**AIM OF THE EXERCISE**. Copy each line exactly. Drop every picture.

**GIVEN INFORMATION**.
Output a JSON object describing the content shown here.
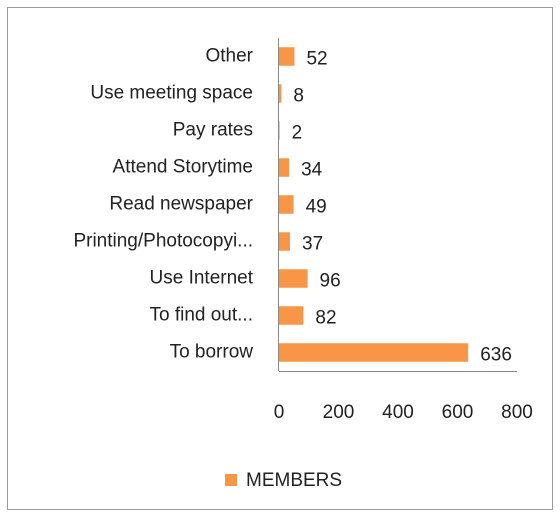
{
  "chart_data": {
    "type": "hbar",
    "categories": [
      "Other",
      "Use meeting space",
      "Pay rates",
      "Attend Storytime",
      "Read newspaper",
      "Printing/Photocopyi...",
      "Use Internet",
      "To find out...",
      "To borrow"
    ],
    "series": [
      {
        "name": "MEMBERS",
        "color": "#f79646",
        "values": [
          52,
          8,
          2,
          34,
          49,
          37,
          96,
          82,
          636
        ]
      }
    ],
    "xlim": [
      0,
      800
    ],
    "xticks": [
      0,
      200,
      400,
      600,
      800
    ],
    "grid": false,
    "legend": "bottom"
  }
}
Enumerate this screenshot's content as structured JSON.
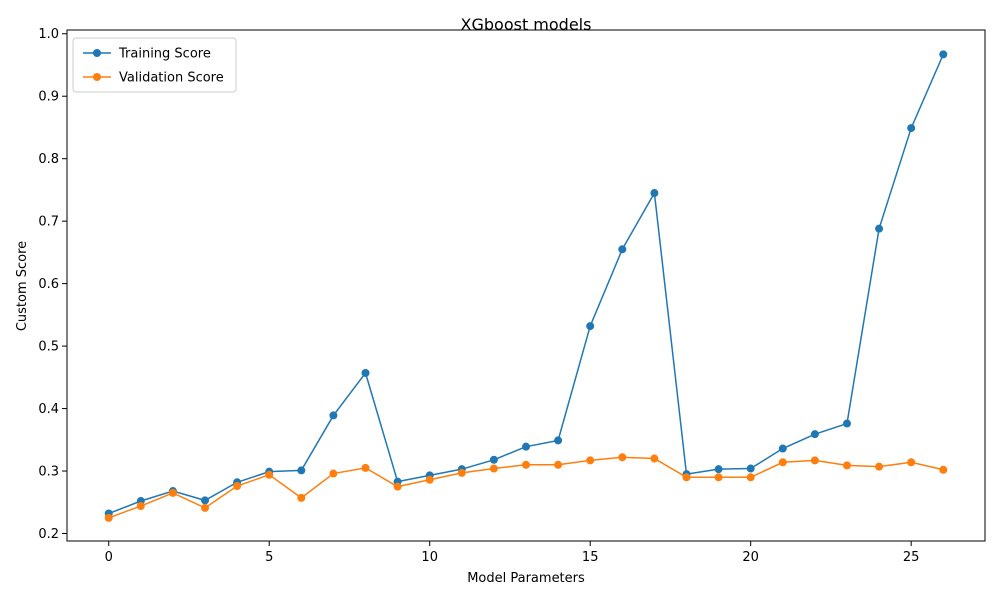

**THE RESPONSE**.
Output a JSON object describing the content shown here.
{
  "chart_data": {
    "type": "hbar",
    "categories": [
      "Other",
      "Use meeting space",
      "Pay rates",
      "Attend Storytime",
      "Read newspaper",
      "Printing/Photocopyi...",
      "Use Internet",
      "To find out...",
      "To borrow"
    ],
    "series": [
      {
        "name": "MEMBERS",
        "color": "#f79646",
        "values": [
          52,
          8,
          2,
          34,
          49,
          37,
          96,
          82,
          636
        ]
      }
    ],
    "xlim": [
      0,
      800
    ],
    "xticks": [
      0,
      200,
      400,
      600,
      800
    ],
    "grid": false,
    "legend": "bottom"
  }
}
Enumerate this screenshot's content as structured JSON.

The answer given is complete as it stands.